[Your objective]:
Exclude the pictures, then copy all remaining records exactly.

● ● ●

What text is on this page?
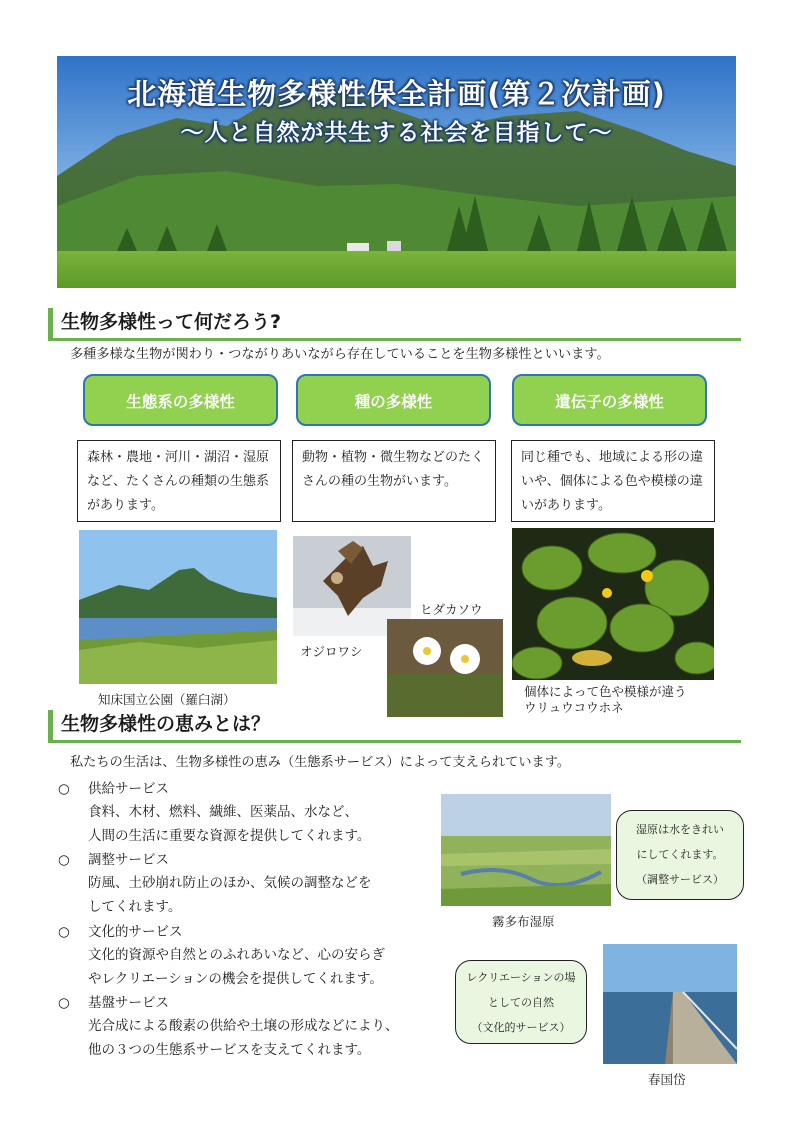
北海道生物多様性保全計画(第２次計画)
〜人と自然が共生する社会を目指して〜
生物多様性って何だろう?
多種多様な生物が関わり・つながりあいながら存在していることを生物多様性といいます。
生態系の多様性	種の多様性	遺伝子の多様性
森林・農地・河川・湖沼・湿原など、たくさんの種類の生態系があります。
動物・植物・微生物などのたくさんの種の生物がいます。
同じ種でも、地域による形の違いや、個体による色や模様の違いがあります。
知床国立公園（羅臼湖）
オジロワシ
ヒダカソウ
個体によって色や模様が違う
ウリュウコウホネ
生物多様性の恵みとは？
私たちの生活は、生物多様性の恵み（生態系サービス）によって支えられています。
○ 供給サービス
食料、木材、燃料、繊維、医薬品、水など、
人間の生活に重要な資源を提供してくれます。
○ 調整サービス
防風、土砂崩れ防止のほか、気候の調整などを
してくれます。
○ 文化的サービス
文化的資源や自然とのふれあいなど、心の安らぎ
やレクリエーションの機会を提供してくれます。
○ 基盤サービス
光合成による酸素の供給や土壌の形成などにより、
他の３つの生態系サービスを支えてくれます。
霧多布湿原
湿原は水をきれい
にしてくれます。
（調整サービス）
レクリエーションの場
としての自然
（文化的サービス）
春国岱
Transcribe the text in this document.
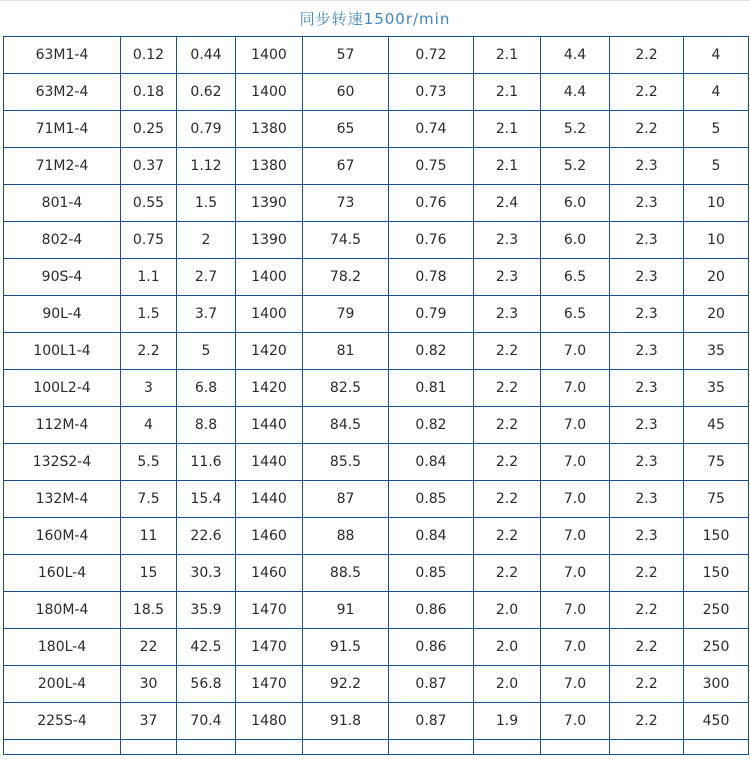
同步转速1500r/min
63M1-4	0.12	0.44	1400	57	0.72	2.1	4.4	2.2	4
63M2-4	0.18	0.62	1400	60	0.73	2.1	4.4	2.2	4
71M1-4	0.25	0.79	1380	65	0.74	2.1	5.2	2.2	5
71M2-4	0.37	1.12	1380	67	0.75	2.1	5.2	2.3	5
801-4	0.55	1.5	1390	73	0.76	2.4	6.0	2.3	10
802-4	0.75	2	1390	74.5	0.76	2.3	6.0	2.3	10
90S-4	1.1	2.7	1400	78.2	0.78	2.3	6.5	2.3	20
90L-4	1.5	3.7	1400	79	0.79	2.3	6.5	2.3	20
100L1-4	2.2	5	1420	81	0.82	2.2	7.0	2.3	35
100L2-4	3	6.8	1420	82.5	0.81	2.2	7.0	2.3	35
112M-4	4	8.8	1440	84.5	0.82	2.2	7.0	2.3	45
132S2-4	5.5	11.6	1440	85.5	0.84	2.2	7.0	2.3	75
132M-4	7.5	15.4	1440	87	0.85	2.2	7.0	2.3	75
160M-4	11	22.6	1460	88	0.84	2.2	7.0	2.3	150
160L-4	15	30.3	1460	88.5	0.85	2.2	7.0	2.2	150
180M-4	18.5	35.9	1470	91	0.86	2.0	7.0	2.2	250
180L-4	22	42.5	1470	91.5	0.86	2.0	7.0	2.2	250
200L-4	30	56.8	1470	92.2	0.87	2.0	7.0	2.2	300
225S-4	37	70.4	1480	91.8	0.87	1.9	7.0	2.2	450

● ● ●

[Finished answer]:
What text is on this page?
北海道生物多様性保全計画(第２次計画)
〜人と自然が共生する社会を目指して〜
生物多様性って何だろう?
多種多様な生物が関わり・つながりあいながら存在していることを生物多様性といいます。
生態系の多様性	種の多様性	遺伝子の多様性
森林・農地・河川・湖沼・湿原など、たくさんの種類の生態系があります。
動物・植物・微生物などのたくさんの種の生物がいます。
同じ種でも、地域による形の違いや、個体による色や模様の違いがあります。
知床国立公園（羅臼湖）
オジロワシ
ヒダカソウ
個体によって色や模様が違う
ウリュウコウホネ
生物多様性の恵みとは？
私たちの生活は、生物多様性の恵み（生態系サービス）によって支えられています。
○ 供給サービス
食料、木材、燃料、繊維、医薬品、水など、
人間の生活に重要な資源を提供してくれます。
○ 調整サービス
防風、土砂崩れ防止のほか、気候の調整などを
してくれます。
○ 文化的サービス
文化的資源や自然とのふれあいなど、心の安らぎ
やレクリエーションの機会を提供してくれます。
○ 基盤サービス
光合成による酸素の供給や土壌の形成などにより、
他の３つの生態系サービスを支えてくれます。
霧多布湿原
湿原は水をきれい
にしてくれます。
（調整サービス）
レクリエーションの場
としての自然
（文化的サービス）
春国岱
Transcribe the text in this document.
同步转速1500r/min
63M1-4	0.12	0.44	1400	57	0.72	2.1	4.4	2.2	4
63M2-4	0.18	0.62	1400	60	0.73	2.1	4.4	2.2	4
71M1-4	0.25	0.79	1380	65	0.74	2.1	5.2	2.2	5
71M2-4	0.37	1.12	1380	67	0.75	2.1	5.2	2.3	5
801-4	0.55	1.5	1390	73	0.76	2.4	6.0	2.3	10
802-4	0.75	2	1390	74.5	0.76	2.3	6.0	2.3	10
90S-4	1.1	2.7	1400	78.2	0.78	2.3	6.5	2.3	20
90L-4	1.5	3.7	1400	79	0.79	2.3	6.5	2.3	20
100L1-4	2.2	5	1420	81	0.82	2.2	7.0	2.3	35
100L2-4	3	6.8	1420	82.5	0.81	2.2	7.0	2.3	35
112M-4	4	8.8	1440	84.5	0.82	2.2	7.0	2.3	45
132S2-4	5.5	11.6	1440	85.5	0.84	2.2	7.0	2.3	75
132M-4	7.5	15.4	1440	87	0.85	2.2	7.0	2.3	75
160M-4	11	22.6	1460	88	0.84	2.2	7.0	2.3	150
160L-4	15	30.3	1460	88.5	0.85	2.2	7.0	2.2	150
180M-4	18.5	35.9	1470	91	0.86	2.0	7.0	2.2	250
180L-4	22	42.5	1470	91.5	0.86	2.0	7.0	2.2	250
200L-4	30	56.8	1470	92.2	0.87	2.0	7.0	2.2	300
225S-4	37	70.4	1480	91.8	0.87	1.9	7.0	2.2	450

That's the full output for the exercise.